> TASK BRIEF
Write the records out again, keeping each line exactly as it is.

--- start ---

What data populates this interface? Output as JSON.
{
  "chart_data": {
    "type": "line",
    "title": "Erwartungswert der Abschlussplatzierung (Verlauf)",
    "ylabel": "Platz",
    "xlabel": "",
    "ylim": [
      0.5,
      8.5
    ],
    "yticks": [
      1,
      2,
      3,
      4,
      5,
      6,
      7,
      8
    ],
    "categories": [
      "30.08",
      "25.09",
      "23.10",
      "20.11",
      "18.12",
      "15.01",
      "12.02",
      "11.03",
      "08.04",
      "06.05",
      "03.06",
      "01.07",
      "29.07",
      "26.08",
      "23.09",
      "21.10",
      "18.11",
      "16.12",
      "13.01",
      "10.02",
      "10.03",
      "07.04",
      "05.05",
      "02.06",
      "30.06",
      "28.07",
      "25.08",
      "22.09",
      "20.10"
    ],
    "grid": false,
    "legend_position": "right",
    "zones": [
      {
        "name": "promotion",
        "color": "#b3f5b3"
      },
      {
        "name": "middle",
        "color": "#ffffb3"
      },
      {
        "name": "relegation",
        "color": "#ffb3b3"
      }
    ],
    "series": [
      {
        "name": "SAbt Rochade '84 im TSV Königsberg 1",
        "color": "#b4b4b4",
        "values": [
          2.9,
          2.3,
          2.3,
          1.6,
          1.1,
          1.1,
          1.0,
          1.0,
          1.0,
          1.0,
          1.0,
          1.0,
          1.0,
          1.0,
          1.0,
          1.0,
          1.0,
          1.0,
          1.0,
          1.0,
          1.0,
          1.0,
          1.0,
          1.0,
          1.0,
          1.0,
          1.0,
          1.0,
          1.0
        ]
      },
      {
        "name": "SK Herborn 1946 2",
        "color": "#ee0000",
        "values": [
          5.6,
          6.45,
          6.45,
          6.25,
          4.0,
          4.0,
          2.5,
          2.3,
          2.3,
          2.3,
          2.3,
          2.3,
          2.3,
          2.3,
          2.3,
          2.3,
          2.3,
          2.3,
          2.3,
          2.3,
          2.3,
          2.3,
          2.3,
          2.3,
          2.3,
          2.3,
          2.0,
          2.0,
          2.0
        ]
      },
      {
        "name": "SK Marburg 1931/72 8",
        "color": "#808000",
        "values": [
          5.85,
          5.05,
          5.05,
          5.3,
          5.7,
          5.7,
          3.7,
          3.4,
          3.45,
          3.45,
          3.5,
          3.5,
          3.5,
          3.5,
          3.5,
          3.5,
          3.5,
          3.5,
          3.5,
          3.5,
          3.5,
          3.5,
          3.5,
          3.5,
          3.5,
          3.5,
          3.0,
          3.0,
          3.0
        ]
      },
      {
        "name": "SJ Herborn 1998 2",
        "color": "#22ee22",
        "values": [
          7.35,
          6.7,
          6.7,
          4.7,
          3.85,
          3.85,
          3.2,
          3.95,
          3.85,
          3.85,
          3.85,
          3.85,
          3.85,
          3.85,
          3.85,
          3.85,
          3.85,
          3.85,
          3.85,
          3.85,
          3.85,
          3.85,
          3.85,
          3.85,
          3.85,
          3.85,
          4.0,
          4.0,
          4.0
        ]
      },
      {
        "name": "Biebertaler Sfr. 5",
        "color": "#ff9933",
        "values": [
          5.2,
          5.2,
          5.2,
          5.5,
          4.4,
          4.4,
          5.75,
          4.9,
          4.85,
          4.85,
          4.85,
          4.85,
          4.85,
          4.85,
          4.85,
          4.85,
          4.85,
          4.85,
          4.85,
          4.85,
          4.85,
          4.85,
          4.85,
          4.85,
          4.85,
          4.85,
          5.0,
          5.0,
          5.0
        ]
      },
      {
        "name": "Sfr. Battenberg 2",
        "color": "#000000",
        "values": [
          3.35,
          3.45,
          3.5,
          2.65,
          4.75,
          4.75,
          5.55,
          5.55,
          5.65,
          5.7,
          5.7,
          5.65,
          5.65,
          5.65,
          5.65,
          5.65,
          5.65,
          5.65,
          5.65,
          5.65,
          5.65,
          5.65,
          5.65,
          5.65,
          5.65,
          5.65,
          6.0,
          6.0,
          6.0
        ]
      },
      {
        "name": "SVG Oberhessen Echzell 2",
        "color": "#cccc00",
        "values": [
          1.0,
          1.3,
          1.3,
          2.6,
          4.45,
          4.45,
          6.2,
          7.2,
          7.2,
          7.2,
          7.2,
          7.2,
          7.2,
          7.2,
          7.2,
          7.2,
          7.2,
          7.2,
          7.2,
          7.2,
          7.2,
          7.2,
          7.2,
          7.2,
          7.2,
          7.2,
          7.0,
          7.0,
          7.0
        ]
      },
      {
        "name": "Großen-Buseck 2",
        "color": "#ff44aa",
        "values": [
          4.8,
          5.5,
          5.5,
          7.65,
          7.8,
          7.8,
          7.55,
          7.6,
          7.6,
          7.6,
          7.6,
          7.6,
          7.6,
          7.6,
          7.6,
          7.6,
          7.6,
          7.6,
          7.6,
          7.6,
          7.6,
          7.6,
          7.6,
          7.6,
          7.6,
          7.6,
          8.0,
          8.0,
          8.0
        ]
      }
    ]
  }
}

--- end ---

> SOLVED PROBLEM
What data populates this interface? Output as JSON.
{
  "chart_data": {
    "type": "line",
    "title": "Erwartungswert der Abschlussplatzierung (Verlauf)",
    "ylabel": "Platz",
    "xlabel": "",
    "ylim": [
      0.5,
      8.5
    ],
    "yticks": [
      1,
      2,
      3,
      4,
      5,
      6,
      7,
      8
    ],
    "categories": [
      "30.08",
      "25.09",
      "23.10",
      "20.11",
      "18.12",
      "15.01",
      "12.02",
      "11.03",
      "08.04",
      "06.05",
      "03.06",
      "01.07",
      "29.07",
      "26.08",
      "23.09",
      "21.10",
      "18.11",
      "16.12",
      "13.01",
      "10.02",
      "10.03",
      "07.04",
      "05.05",
      "02.06",
      "30.06",
      "28.07",
      "25.08",
      "22.09",
      "20.10"
    ],
    "grid": false,
    "legend_position": "right",
    "zones": [
      {
        "name": "promotion",
        "color": "#b3f5b3"
      },
      {
        "name": "middle",
        "color": "#ffffb3"
      },
      {
        "name": "relegation",
        "color": "#ffb3b3"
      }
    ],
    "series": [
      {
        "name": "SAbt Rochade '84 im TSV Königsberg 1",
        "color": "#b4b4b4",
        "values": [
          2.9,
          2.3,
          2.3,
          1.6,
          1.1,
          1.1,
          1.0,
          1.0,
          1.0,
          1.0,
          1.0,
          1.0,
          1.0,
          1.0,
          1.0,
          1.0,
          1.0,
          1.0,
          1.0,
          1.0,
          1.0,
          1.0,
          1.0,
          1.0,
          1.0,
          1.0,
          1.0,
          1.0,
          1.0
        ]
      },
      {
        "name": "SK Herborn 1946 2",
        "color": "#ee0000",
        "values": [
          5.6,
          6.45,
          6.45,
          6.25,
          4.0,
          4.0,
          2.5,
          2.3,
          2.3,
          2.3,
          2.3,
          2.3,
          2.3,
          2.3,
          2.3,
          2.3,
          2.3,
          2.3,
          2.3,
          2.3,
          2.3,
          2.3,
          2.3,
          2.3,
          2.3,
          2.3,
          2.0,
          2.0,
          2.0
        ]
      },
      {
        "name": "SK Marburg 1931/72 8",
        "color": "#808000",
        "values": [
          5.85,
          5.05,
          5.05,
          5.3,
          5.7,
          5.7,
          3.7,
          3.4,
          3.45,
          3.45,
          3.5,
          3.5,
          3.5,
          3.5,
          3.5,
          3.5,
          3.5,
          3.5,
          3.5,
          3.5,
          3.5,
          3.5,
          3.5,
          3.5,
          3.5,
          3.5,
          3.0,
          3.0,
          3.0
        ]
      },
      {
        "name": "SJ Herborn 1998 2",
        "color": "#22ee22",
        "values": [
          7.35,
          6.7,
          6.7,
          4.7,
          3.85,
          3.85,
          3.2,
          3.95,
          3.85,
          3.85,
          3.85,
          3.85,
          3.85,
          3.85,
          3.85,
          3.85,
          3.85,
          3.85,
          3.85,
          3.85,
          3.85,
          3.85,
          3.85,
          3.85,
          3.85,
          3.85,
          4.0,
          4.0,
          4.0
        ]
      },
      {
        "name": "Biebertaler Sfr. 5",
        "color": "#ff9933",
        "values": [
          5.2,
          5.2,
          5.2,
          5.5,
          4.4,
          4.4,
          5.75,
          4.9,
          4.85,
          4.85,
          4.85,
          4.85,
          4.85,
          4.85,
          4.85,
          4.85,
          4.85,
          4.85,
          4.85,
          4.85,
          4.85,
          4.85,
          4.85,
          4.85,
          4.85,
          4.85,
          5.0,
          5.0,
          5.0
        ]
      },
      {
        "name": "Sfr. Battenberg 2",
        "color": "#000000",
        "values": [
          3.35,
          3.45,
          3.5,
          2.65,
          4.75,
          4.75,
          5.55,
          5.55,
          5.65,
          5.7,
          5.7,
          5.65,
          5.65,
          5.65,
          5.65,
          5.65,
          5.65,
          5.65,
          5.65,
          5.65,
          5.65,
          5.65,
          5.65,
          5.65,
          5.65,
          5.65,
          6.0,
          6.0,
          6.0
        ]
      },
      {
        "name": "SVG Oberhessen Echzell 2",
        "color": "#cccc00",
        "values": [
          1.0,
          1.3,
          1.3,
          2.6,
          4.45,
          4.45,
          6.2,
          7.2,
          7.2,
          7.2,
          7.2,
          7.2,
          7.2,
          7.2,
          7.2,
          7.2,
          7.2,
          7.2,
          7.2,
          7.2,
          7.2,
          7.2,
          7.2,
          7.2,
          7.2,
          7.2,
          7.0,
          7.0,
          7.0
        ]
      },
      {
        "name": "Großen-Buseck 2",
        "color": "#ff44aa",
        "values": [
          4.8,
          5.5,
          5.5,
          7.65,
          7.8,
          7.8,
          7.55,
          7.6,
          7.6,
          7.6,
          7.6,
          7.6,
          7.6,
          7.6,
          7.6,
          7.6,
          7.6,
          7.6,
          7.6,
          7.6,
          7.6,
          7.6,
          7.6,
          7.6,
          7.6,
          7.6,
          8.0,
          8.0,
          8.0
        ]
      }
    ]
  }
}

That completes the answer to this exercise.